** begin Dataset rows **

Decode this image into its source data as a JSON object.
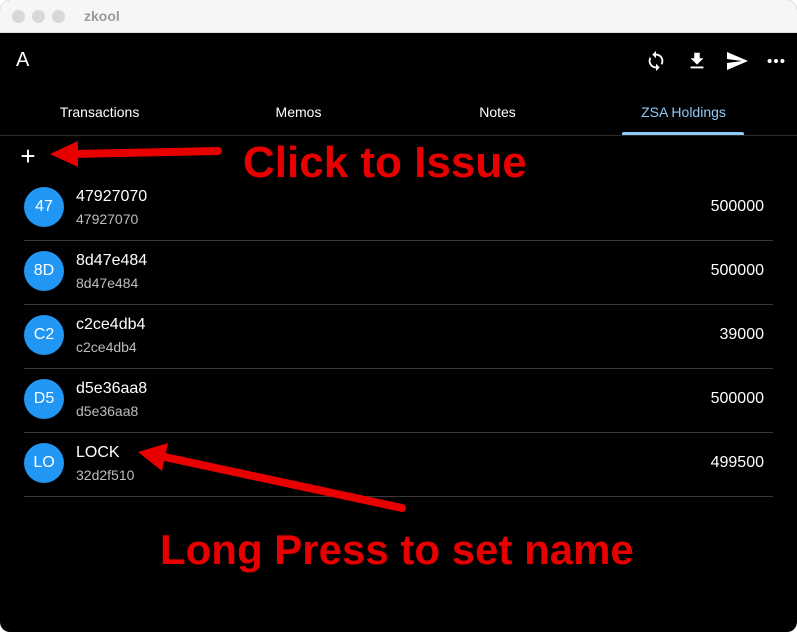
{
  "window": {
    "title": "zkool"
  },
  "appbar": {
    "title": "A",
    "actions": [
      {
        "icon": "sync-icon"
      },
      {
        "icon": "download-icon"
      },
      {
        "icon": "send-icon"
      },
      {
        "icon": "more-icon"
      }
    ]
  },
  "tabs": [
    {
      "label": "Transactions",
      "active": false
    },
    {
      "label": "Memos",
      "active": false
    },
    {
      "label": "Notes",
      "active": false
    },
    {
      "label": "ZSA Holdings",
      "active": true
    }
  ],
  "add_button": {
    "label": "+"
  },
  "holdings": [
    {
      "avatar": "47",
      "name": "47927070",
      "id": "47927070",
      "amount": "500000"
    },
    {
      "avatar": "8D",
      "name": "8d47e484",
      "id": "8d47e484",
      "amount": "500000"
    },
    {
      "avatar": "C2",
      "name": "c2ce4db4",
      "id": "c2ce4db4",
      "amount": "39000"
    },
    {
      "avatar": "D5",
      "name": "d5e36aa8",
      "id": "d5e36aa8",
      "amount": "500000"
    },
    {
      "avatar": "LO",
      "name": "LOCK",
      "id": "32d2f510",
      "amount": "499500"
    }
  ],
  "annotations": {
    "issue": "Click to Issue",
    "long_press": "Long Press to set name"
  },
  "colors": {
    "accent": "#90caf9",
    "avatar": "#2196f3",
    "annotation": "#e80000",
    "background": "#000000"
  }
}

** end Dataset rows **

Output the records above exactly as they are, leaving out the pictures.

Decode this image into its source data as a JSON object.
{
  "window": {
    "title": "zkool"
  },
  "appbar": {
    "title": "A",
    "actions": [
      {
        "icon": "sync-icon"
      },
      {
        "icon": "download-icon"
      },
      {
        "icon": "send-icon"
      },
      {
        "icon": "more-icon"
      }
    ]
  },
  "tabs": [
    {
      "label": "Transactions",
      "active": false
    },
    {
      "label": "Memos",
      "active": false
    },
    {
      "label": "Notes",
      "active": false
    },
    {
      "label": "ZSA Holdings",
      "active": true
    }
  ],
  "add_button": {
    "label": "+"
  },
  "holdings": [
    {
      "avatar": "47",
      "name": "47927070",
      "id": "47927070",
      "amount": "500000"
    },
    {
      "avatar": "8D",
      "name": "8d47e484",
      "id": "8d47e484",
      "amount": "500000"
    },
    {
      "avatar": "C2",
      "name": "c2ce4db4",
      "id": "c2ce4db4",
      "amount": "39000"
    },
    {
      "avatar": "D5",
      "name": "d5e36aa8",
      "id": "d5e36aa8",
      "amount": "500000"
    },
    {
      "avatar": "LO",
      "name": "LOCK",
      "id": "32d2f510",
      "amount": "499500"
    }
  ],
  "annotations": {
    "issue": "Click to Issue",
    "long_press": "Long Press to set name"
  },
  "colors": {
    "accent": "#90caf9",
    "avatar": "#2196f3",
    "annotation": "#e80000",
    "background": "#000000"
  }
}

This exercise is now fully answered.